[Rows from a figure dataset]

▽

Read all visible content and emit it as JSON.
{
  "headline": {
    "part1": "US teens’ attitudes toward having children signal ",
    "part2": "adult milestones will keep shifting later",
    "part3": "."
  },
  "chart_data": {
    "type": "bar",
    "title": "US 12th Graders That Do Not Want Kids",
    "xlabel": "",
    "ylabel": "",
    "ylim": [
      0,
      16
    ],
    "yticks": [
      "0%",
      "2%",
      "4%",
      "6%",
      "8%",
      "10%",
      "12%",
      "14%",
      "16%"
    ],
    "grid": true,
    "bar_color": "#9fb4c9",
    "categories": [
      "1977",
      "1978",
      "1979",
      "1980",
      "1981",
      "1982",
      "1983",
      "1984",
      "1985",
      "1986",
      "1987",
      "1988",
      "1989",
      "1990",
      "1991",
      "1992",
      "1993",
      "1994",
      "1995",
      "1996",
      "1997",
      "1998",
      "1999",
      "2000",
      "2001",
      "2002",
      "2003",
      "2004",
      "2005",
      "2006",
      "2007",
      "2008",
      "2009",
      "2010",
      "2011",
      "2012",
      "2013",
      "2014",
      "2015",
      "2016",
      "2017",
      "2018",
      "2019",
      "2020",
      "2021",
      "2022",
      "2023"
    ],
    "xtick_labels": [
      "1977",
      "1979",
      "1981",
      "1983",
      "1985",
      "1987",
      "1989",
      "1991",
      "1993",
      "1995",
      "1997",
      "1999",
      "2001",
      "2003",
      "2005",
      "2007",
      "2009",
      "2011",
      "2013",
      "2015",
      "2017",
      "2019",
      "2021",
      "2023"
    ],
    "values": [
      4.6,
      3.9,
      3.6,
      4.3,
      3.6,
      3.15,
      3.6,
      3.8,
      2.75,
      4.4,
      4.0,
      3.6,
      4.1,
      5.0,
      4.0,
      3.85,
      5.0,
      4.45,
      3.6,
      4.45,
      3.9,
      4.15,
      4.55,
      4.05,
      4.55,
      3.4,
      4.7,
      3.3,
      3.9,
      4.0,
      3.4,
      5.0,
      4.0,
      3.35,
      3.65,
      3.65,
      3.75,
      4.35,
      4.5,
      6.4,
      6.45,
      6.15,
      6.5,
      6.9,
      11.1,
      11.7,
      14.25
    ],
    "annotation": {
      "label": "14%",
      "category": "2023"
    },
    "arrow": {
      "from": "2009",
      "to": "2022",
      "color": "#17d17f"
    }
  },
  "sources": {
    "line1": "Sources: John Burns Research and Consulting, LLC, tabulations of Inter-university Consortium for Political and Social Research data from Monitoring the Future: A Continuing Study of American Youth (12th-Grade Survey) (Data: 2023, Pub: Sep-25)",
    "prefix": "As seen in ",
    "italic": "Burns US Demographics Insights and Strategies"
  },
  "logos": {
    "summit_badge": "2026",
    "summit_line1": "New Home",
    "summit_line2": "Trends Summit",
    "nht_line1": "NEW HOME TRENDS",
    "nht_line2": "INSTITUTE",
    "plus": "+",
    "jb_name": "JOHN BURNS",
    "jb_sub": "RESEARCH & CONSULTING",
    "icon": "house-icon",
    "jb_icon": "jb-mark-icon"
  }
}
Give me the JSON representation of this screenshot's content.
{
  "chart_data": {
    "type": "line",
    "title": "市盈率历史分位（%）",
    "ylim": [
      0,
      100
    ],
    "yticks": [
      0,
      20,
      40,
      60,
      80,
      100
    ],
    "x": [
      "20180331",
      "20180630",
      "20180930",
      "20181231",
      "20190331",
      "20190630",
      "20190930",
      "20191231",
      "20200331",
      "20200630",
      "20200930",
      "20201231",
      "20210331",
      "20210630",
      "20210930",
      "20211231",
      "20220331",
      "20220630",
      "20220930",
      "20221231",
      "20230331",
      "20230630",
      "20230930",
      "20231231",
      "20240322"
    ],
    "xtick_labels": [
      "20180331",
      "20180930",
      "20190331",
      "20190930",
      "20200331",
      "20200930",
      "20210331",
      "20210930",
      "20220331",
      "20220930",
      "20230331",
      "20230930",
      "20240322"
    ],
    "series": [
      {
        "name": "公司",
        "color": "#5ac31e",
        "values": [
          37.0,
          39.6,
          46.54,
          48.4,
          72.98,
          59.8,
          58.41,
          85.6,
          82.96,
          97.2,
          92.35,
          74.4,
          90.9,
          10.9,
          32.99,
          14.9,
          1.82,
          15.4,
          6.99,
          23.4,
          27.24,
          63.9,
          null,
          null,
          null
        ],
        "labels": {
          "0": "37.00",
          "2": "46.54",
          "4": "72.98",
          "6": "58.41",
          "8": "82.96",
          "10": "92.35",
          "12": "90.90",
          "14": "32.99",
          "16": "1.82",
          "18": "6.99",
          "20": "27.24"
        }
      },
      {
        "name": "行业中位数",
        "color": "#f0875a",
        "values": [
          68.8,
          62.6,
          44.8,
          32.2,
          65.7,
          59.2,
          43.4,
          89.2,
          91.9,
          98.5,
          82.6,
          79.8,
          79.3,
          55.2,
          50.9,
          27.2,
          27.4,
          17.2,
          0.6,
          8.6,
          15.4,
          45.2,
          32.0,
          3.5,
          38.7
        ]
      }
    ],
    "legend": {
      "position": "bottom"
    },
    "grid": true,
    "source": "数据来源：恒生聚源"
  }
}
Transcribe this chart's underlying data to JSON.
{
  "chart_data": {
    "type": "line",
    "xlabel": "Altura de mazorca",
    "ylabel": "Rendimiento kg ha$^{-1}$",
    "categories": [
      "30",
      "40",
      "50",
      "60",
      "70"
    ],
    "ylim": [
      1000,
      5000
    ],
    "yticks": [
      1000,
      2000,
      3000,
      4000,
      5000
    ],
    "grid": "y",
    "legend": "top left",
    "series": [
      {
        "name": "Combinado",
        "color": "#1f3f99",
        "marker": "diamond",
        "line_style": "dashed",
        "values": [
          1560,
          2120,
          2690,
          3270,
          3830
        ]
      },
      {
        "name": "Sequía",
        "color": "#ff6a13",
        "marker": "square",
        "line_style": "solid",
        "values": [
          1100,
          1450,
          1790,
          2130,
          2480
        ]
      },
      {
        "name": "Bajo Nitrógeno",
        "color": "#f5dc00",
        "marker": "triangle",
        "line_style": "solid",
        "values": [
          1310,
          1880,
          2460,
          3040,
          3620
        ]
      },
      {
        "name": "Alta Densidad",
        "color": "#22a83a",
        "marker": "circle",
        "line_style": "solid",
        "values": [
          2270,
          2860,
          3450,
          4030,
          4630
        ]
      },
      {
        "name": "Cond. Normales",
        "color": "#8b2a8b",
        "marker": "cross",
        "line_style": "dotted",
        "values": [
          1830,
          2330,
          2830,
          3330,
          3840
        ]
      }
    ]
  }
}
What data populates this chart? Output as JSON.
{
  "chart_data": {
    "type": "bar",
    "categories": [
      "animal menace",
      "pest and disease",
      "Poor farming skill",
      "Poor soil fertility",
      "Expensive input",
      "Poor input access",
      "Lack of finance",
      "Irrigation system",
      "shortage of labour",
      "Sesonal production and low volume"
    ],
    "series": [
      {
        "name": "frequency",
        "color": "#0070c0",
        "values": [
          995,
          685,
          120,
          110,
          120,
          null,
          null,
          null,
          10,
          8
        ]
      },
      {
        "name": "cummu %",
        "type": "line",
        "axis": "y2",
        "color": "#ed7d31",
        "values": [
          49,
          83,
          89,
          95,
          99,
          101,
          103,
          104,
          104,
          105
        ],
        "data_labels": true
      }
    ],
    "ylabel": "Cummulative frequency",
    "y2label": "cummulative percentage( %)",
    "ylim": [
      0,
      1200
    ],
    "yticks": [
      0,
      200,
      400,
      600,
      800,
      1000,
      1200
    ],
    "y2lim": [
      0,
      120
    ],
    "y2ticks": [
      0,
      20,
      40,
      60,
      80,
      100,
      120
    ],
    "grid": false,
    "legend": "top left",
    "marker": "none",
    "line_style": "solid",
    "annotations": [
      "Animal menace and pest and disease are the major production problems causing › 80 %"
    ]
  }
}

△

To be done. Reply with the number of lines in the preceding entries that contain "grid", and no other words.

Finished task. 4